__BRANO DA LEGGERE__
Durante il V o il VI secolo, con le traduzioni di vari sutra in cinese fatte da Kumarajiva e altri, in Cina sono stati compiuti tentativi per cercare di ordinare tutti i sutra rispetto ai loro contenuti, al fine di stabilire la superiorità dell’una o dell’altra setta. In questo periodo, il Sutra del Loto è stato definito come il sutra che ha predicato la verità dell’unificazione. (T’ien-t’ai) Chih-i, accettando questa definizione, ha assegnato al Sutra del Loto la più alta posizione tra tutti i sutra e ha formulato la sua “filosofia del Loto”. Il primo obiettivo di Chih-i è stato quello di integrare le varie idee del buddhismo attraverso gli insegnamenti del Sutra del Loto, che spiega la verità unificante, e stabilire dei criteri sul valore delle differenti teorie e dottrine buddhiste. La fondazione di un buddhismo unificato ha portato a enunciare una visione unificata del mondo e della vita che è pienamente espressa nell’insegnamento dei “tremila mondi in un singolo momento della mente” e nell’idea che l’umanità è nata con una natura che porta con sé il bene e il male.
L’interpretazione di Chih-i della verità unificante del Sutra del Loto (la Legge Mistica come Veicolo-unico) quale sintesi di microcosmo (un momento della mente) e macrocosmo (tremila mondi), di bene e di male, di ideali e realtà si può ricondurre a un generale atteggiamento cinese che sottolinea l’importanza del mondo reale. Su questo punto, troviamo un certa differenza rispetto alla venerazione del Sutra del Loto propria dell’India, dove la Legge Mistica come Veicolo-unico era vista come la verità dell’uguaglianza universale. L’interpretazione di Chih-i della Vacuità è una chiara espressione di questa differenza. La logica della Vacuità di Chih-i si definisce nei “tre concetti” di Vacuità, mondo fenomenico e medietà. Il primo concetto indica il raggiungimento della Vacuità attraverso l’abbandono degli attaccamenti al mondo fenomenico (o transitorietà, chia in cinese). Il secondo concetto, opposto al primo, significa non rimanere nella Vacuità, ma ritornare alla realtà e vivere correttamente nel mondo. Nel primo concetto la fenomenicità è negata e viene invece affermata la Vacuità, laddove nel secondo è negata la Vacuità e affermata la realtà contingente. Il terzo concetto conclude che la Vacuità non deve essere dimenticata anche dopo aver fatto ritorno alla realtà o transitorietà. Esso è la Via di mezzo che unifica Vacuità e fenomenicità. Il secondo concetto, ritorno dalla Vacuità alla realtà, rispecchia il pensiero cinese, che sottolinea l’importanza della realtà attuale. Questi tre concetti erano esposti nel Sutra sull’originale azione del bodhisattva (P’usa ying-luo pen-yeh-ching) , compilato in Cina intorno al V secolo. Chih-i ha utilizzato i temi del Sutra del Loto per dar corpo e sistematicità a questi concetti.

__DATI FORNITI__
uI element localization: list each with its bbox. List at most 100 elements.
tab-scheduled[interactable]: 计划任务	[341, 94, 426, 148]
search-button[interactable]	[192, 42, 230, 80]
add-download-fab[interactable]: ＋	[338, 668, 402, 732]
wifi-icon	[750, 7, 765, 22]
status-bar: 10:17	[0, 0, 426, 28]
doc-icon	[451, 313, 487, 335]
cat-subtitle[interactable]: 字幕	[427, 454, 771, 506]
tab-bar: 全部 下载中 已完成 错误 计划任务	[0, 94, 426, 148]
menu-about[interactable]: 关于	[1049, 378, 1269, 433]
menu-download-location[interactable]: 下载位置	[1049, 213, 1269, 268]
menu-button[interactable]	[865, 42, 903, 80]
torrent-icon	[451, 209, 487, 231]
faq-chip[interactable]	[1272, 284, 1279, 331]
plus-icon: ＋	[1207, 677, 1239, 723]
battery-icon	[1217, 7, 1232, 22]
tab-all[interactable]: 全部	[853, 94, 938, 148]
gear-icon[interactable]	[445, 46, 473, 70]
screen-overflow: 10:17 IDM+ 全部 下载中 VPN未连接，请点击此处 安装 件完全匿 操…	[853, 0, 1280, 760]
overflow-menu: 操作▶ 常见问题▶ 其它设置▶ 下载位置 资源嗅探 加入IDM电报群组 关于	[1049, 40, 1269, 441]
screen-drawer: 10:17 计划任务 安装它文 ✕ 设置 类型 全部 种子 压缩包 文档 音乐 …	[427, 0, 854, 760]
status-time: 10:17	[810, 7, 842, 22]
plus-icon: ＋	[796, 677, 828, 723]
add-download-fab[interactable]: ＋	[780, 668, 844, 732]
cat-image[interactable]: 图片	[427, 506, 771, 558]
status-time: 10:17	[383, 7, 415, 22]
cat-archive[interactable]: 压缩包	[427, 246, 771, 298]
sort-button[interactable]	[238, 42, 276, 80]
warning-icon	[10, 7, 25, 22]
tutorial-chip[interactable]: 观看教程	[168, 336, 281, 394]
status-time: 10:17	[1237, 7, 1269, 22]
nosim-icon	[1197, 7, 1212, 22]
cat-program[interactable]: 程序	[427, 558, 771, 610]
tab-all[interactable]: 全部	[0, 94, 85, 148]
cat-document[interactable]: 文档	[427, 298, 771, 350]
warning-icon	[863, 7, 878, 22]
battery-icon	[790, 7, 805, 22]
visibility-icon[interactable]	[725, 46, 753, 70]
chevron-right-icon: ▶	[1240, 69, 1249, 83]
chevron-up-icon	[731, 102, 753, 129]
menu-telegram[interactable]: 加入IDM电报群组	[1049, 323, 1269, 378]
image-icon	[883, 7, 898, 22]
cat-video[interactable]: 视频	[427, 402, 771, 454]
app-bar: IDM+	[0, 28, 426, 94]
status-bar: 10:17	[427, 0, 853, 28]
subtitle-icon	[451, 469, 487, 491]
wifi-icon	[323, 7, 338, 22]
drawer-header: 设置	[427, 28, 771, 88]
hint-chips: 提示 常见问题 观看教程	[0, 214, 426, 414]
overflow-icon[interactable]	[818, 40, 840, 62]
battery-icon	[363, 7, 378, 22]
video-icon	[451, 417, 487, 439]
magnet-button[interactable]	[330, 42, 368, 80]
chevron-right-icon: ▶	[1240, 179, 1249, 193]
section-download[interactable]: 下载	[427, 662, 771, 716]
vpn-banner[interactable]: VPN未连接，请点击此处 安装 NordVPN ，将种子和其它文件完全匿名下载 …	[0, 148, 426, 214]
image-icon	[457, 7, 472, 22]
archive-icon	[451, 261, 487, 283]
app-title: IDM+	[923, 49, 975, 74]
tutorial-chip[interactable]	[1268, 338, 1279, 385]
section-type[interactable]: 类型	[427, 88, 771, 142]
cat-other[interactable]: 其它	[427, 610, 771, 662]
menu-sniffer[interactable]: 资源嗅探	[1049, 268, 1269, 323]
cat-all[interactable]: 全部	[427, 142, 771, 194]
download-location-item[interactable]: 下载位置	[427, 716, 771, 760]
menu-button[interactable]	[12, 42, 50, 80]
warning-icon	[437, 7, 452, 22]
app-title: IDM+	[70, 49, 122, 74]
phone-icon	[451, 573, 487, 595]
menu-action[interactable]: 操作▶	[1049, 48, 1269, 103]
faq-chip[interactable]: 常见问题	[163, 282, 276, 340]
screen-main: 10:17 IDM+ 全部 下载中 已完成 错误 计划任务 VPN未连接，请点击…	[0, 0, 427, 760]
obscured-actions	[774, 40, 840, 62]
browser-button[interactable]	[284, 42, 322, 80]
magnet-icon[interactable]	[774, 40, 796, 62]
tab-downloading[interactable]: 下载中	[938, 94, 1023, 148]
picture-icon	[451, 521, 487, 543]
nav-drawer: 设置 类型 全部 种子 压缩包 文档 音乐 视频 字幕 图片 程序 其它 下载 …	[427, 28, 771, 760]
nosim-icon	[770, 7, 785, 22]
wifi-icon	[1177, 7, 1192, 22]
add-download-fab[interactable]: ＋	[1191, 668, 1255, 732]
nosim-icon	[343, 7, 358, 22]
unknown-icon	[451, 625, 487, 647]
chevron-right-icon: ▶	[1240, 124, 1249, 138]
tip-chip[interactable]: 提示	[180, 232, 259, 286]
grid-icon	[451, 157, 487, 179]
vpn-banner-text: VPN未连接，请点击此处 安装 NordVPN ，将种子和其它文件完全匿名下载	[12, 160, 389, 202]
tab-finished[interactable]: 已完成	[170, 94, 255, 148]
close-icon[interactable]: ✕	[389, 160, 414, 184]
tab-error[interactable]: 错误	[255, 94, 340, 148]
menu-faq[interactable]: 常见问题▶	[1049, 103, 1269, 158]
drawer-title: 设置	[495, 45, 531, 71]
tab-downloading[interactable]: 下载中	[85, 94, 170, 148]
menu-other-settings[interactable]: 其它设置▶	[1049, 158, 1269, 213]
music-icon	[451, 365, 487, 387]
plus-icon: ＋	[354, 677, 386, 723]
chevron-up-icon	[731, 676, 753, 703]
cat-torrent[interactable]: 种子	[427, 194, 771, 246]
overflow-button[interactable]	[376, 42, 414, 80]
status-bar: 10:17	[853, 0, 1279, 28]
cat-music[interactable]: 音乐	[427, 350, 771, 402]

__LAVORO RICHIESTO__
[A] Traduci in inglese questa frase del brano da leggere: «La logica della Vacuità di Chih-i si definisce nei “tre concetti” di Vacuità, mondo fenomenico e medietà.»
[B] Secondo il brano, in che periodo fu compilato in Cina il Sutra sull'originale azione del bodhisattva?

__LE RISPOSTE__
[A] Chih-i's logic of Emptiness is defined in the “three concepts” of Emptiness, the phenomenal world, and the Middle.

[B] Intorno al V secolo.